■ Task instructions: Return each line of the material verbatim.

— BEGIN —

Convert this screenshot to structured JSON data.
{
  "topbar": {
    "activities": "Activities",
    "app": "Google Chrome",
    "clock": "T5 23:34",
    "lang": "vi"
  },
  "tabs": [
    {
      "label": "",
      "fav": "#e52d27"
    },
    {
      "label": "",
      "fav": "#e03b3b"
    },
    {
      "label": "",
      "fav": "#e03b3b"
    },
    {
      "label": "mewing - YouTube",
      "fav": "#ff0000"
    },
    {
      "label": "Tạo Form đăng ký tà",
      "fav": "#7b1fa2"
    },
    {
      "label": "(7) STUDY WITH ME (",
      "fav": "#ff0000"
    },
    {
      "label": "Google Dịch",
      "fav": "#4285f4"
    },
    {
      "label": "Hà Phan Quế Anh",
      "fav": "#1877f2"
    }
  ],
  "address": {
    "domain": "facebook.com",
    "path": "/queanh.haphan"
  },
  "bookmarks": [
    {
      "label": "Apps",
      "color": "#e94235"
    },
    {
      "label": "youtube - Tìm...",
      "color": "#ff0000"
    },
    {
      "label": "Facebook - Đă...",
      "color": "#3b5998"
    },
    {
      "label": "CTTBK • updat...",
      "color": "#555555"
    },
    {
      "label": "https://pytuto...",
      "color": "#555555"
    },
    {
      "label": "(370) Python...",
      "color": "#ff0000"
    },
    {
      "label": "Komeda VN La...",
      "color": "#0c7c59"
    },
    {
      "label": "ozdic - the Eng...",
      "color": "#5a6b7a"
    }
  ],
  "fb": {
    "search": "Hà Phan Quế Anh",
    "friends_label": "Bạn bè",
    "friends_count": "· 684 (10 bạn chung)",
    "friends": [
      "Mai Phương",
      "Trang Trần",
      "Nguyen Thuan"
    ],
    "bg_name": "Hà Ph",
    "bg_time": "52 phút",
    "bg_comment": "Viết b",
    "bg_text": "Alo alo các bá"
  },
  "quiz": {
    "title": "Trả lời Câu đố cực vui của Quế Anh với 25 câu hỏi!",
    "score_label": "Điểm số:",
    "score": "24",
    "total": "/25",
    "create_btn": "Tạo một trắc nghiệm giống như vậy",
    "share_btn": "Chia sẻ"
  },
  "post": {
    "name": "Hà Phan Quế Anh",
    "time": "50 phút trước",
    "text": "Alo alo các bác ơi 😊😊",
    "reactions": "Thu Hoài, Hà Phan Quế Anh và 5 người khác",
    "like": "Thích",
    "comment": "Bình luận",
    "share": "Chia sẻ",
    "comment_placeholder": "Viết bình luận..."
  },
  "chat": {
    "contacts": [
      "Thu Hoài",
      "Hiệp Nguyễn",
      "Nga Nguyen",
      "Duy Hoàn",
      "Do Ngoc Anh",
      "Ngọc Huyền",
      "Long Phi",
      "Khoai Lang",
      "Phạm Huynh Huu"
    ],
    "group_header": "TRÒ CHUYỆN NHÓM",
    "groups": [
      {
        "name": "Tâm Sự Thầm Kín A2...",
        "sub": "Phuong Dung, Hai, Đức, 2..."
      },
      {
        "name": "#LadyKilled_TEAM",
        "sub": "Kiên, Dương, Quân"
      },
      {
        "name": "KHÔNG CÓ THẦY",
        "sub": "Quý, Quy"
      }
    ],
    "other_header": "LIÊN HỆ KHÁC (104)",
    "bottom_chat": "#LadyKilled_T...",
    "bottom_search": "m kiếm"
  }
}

— END —

■ Answer:
Convert this screenshot to structured JSON data.
{
  "topbar": {
    "activities": "Activities",
    "app": "Google Chrome",
    "clock": "T5 23:34",
    "lang": "vi"
  },
  "tabs": [
    {
      "label": "",
      "fav": "#e52d27"
    },
    {
      "label": "",
      "fav": "#e03b3b"
    },
    {
      "label": "",
      "fav": "#e03b3b"
    },
    {
      "label": "mewing - YouTube",
      "fav": "#ff0000"
    },
    {
      "label": "Tạo Form đăng ký tà",
      "fav": "#7b1fa2"
    },
    {
      "label": "(7) STUDY WITH ME (",
      "fav": "#ff0000"
    },
    {
      "label": "Google Dịch",
      "fav": "#4285f4"
    },
    {
      "label": "Hà Phan Quế Anh",
      "fav": "#1877f2"
    }
  ],
  "address": {
    "domain": "facebook.com",
    "path": "/queanh.haphan"
  },
  "bookmarks": [
    {
      "label": "Apps",
      "color": "#e94235"
    },
    {
      "label": "youtube - Tìm...",
      "color": "#ff0000"
    },
    {
      "label": "Facebook - Đă...",
      "color": "#3b5998"
    },
    {
      "label": "CTTBK • updat...",
      "color": "#555555"
    },
    {
      "label": "https://pytuto...",
      "color": "#555555"
    },
    {
      "label": "(370) Python...",
      "color": "#ff0000"
    },
    {
      "label": "Komeda VN La...",
      "color": "#0c7c59"
    },
    {
      "label": "ozdic - the Eng...",
      "color": "#5a6b7a"
    }
  ],
  "fb": {
    "search": "Hà Phan Quế Anh",
    "friends_label": "Bạn bè",
    "friends_count": "· 684 (10 bạn chung)",
    "friends": [
      "Mai Phương",
      "Trang Trần",
      "Nguyen Thuan"
    ],
    "bg_name": "Hà Ph",
    "bg_time": "52 phút",
    "bg_comment": "Viết b",
    "bg_text": "Alo alo các bá"
  },
  "quiz": {
    "title": "Trả lời Câu đố cực vui của Quế Anh với 25 câu hỏi!",
    "score_label": "Điểm số:",
    "score": "24",
    "total": "/25",
    "create_btn": "Tạo một trắc nghiệm giống như vậy",
    "share_btn": "Chia sẻ"
  },
  "post": {
    "name": "Hà Phan Quế Anh",
    "time": "50 phút trước",
    "text": "Alo alo các bác ơi 😊😊",
    "reactions": "Thu Hoài, Hà Phan Quế Anh và 5 người khác",
    "like": "Thích",
    "comment": "Bình luận",
    "share": "Chia sẻ",
    "comment_placeholder": "Viết bình luận..."
  },
  "chat": {
    "contacts": [
      "Thu Hoài",
      "Hiệp Nguyễn",
      "Nga Nguyen",
      "Duy Hoàn",
      "Do Ngoc Anh",
      "Ngọc Huyền",
      "Long Phi",
      "Khoai Lang",
      "Phạm Huynh Huu"
    ],
    "group_header": "TRÒ CHUYỆN NHÓM",
    "groups": [
      {
        "name": "Tâm Sự Thầm Kín A2...",
        "sub": "Phuong Dung, Hai, Đức, 2..."
      },
      {
        "name": "#LadyKilled_TEAM",
        "sub": "Kiên, Dương, Quân"
      },
      {
        "name": "KHÔNG CÓ THẦY",
        "sub": "Quý, Quy"
      }
    ],
    "other_header": "LIÊN HỆ KHÁC (104)",
    "bottom_chat": "#LadyKilled_T...",
    "bottom_search": "m kiếm"
  }
}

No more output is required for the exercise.